## WORKING DATA
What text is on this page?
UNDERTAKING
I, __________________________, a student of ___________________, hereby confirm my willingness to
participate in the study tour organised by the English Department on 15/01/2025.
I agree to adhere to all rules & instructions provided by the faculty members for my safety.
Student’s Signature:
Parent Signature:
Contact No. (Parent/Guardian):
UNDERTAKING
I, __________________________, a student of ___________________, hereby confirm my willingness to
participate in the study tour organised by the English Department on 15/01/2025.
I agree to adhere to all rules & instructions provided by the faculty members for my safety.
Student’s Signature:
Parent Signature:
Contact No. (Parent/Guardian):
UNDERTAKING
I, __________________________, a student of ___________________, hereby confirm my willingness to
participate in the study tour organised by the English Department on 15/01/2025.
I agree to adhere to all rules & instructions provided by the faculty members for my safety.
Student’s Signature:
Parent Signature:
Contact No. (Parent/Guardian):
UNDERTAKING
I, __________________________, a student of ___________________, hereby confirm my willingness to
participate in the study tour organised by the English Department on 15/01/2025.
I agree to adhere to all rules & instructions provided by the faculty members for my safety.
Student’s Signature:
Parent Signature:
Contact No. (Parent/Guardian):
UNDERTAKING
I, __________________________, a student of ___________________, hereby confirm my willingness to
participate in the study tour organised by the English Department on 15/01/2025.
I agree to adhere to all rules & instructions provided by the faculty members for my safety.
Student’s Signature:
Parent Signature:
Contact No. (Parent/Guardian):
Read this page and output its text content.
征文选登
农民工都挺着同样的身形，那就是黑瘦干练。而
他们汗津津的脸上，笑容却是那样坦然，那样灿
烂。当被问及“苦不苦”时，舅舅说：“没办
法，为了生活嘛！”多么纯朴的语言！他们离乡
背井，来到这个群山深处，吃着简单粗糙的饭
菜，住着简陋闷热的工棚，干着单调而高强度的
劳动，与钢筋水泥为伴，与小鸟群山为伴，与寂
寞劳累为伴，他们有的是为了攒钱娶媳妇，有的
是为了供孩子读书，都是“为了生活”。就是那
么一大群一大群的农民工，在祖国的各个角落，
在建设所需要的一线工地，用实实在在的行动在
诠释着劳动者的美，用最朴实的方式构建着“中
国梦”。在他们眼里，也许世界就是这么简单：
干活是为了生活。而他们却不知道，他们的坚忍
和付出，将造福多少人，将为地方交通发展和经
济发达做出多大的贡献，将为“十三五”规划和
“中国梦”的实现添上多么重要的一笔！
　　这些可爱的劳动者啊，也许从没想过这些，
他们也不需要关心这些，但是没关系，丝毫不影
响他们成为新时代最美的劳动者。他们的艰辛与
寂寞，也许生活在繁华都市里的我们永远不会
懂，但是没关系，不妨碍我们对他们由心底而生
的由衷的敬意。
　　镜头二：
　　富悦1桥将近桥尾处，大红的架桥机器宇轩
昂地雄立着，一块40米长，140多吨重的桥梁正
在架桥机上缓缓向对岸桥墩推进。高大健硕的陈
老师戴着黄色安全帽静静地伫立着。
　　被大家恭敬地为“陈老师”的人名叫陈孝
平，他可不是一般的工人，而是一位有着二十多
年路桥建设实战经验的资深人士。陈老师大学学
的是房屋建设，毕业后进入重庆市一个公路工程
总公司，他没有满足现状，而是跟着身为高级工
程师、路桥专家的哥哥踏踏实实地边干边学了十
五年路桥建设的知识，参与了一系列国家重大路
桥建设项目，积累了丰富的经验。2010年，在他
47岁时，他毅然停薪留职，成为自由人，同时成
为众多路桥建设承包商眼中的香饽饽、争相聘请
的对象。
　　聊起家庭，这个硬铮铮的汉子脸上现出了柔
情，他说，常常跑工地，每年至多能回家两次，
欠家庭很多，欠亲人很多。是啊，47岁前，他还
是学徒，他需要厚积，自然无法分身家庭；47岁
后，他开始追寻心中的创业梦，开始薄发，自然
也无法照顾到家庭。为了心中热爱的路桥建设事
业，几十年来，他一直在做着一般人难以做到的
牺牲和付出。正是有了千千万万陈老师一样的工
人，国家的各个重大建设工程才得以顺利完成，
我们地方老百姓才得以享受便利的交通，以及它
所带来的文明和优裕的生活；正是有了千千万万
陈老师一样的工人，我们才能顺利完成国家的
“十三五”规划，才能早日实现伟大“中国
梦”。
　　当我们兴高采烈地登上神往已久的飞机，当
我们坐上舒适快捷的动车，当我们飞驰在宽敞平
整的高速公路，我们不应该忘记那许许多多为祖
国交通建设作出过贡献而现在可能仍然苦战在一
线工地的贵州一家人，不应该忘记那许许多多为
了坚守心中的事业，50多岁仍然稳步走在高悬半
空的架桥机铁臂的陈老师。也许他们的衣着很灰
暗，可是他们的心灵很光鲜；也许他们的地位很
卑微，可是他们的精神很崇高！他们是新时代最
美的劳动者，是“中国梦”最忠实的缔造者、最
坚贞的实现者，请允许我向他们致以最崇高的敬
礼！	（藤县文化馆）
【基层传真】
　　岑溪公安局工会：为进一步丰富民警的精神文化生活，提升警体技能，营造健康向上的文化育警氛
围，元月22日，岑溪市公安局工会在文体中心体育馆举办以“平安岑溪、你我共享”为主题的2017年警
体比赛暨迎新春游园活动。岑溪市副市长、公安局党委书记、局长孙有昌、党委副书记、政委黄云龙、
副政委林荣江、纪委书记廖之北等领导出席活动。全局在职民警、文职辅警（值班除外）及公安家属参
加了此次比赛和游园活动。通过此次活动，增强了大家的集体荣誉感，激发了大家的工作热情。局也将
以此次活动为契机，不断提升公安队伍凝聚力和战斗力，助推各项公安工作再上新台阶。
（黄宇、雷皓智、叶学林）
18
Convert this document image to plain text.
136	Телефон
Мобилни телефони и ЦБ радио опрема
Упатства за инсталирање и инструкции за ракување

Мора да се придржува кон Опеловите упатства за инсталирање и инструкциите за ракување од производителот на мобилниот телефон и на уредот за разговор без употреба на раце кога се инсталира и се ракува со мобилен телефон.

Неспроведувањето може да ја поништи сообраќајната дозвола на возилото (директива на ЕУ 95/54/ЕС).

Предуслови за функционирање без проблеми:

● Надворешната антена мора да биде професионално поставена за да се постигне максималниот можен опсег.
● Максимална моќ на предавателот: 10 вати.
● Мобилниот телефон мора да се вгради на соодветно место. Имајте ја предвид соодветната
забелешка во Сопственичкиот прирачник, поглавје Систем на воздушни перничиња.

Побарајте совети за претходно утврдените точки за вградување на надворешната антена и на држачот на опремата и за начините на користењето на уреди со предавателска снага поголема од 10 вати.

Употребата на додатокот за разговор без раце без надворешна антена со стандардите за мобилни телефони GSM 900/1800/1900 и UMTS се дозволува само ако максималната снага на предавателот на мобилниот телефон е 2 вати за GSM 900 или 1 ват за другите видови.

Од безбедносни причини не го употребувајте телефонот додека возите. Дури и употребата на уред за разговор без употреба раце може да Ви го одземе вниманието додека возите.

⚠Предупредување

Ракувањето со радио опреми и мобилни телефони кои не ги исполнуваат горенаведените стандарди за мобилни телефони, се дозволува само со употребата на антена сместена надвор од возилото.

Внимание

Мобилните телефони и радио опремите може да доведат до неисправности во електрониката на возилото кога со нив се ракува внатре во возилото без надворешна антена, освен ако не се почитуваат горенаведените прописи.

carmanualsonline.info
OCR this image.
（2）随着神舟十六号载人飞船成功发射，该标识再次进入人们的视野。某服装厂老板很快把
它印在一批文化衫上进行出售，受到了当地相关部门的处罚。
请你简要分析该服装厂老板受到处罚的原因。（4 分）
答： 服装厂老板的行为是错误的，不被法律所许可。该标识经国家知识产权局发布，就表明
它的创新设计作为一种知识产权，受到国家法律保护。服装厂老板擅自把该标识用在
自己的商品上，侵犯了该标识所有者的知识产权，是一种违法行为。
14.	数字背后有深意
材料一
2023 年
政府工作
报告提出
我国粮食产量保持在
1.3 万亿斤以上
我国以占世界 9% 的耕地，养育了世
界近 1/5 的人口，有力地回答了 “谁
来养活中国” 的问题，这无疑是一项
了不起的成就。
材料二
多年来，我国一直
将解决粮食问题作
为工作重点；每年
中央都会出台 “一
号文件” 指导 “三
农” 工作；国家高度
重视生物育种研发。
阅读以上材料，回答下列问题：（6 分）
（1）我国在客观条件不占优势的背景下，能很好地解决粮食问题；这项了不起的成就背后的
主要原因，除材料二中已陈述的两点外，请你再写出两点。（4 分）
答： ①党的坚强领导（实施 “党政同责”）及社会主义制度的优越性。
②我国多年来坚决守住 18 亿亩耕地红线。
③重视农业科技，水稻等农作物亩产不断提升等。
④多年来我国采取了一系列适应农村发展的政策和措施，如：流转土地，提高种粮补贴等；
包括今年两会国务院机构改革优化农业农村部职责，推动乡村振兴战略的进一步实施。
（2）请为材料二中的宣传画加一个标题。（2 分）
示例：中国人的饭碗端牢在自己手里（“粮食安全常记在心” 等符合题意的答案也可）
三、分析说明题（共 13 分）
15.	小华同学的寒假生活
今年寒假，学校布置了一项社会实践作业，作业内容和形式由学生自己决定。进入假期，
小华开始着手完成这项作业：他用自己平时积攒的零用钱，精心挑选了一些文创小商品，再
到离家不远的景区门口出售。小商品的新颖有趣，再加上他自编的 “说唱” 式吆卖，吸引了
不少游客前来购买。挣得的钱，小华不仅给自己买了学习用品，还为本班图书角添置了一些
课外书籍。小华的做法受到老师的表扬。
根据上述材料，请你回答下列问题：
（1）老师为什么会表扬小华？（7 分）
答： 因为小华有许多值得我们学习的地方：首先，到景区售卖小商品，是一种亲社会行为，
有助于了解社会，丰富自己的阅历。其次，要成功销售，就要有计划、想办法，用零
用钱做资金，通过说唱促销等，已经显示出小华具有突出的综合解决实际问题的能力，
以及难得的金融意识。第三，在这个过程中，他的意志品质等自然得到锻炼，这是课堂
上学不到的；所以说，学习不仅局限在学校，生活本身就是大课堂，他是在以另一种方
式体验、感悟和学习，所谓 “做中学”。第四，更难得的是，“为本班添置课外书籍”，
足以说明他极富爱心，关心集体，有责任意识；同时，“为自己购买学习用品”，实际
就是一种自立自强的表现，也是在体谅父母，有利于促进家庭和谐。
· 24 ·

## REQUEST
Copy in full each line that holds the word "дозволува".

## SOLUTION TO THIS TASK
Употребата на додатокот за разговор без раце без надворешна антена со стандардите за мобилни телефони GSM 900/1800/1900 и UMTS се дозволува само ако максималната снага на предавателот на мобилниот телефон е 2 вати за GSM 900 или 1 ват за другите видови.
Ракувањето со радио опреми и мобилни телефони кои не ги исполнуваат горенаведените стандарди за мобилни телефони, се дозволува само со употребата на антена сместена надвор од возилото.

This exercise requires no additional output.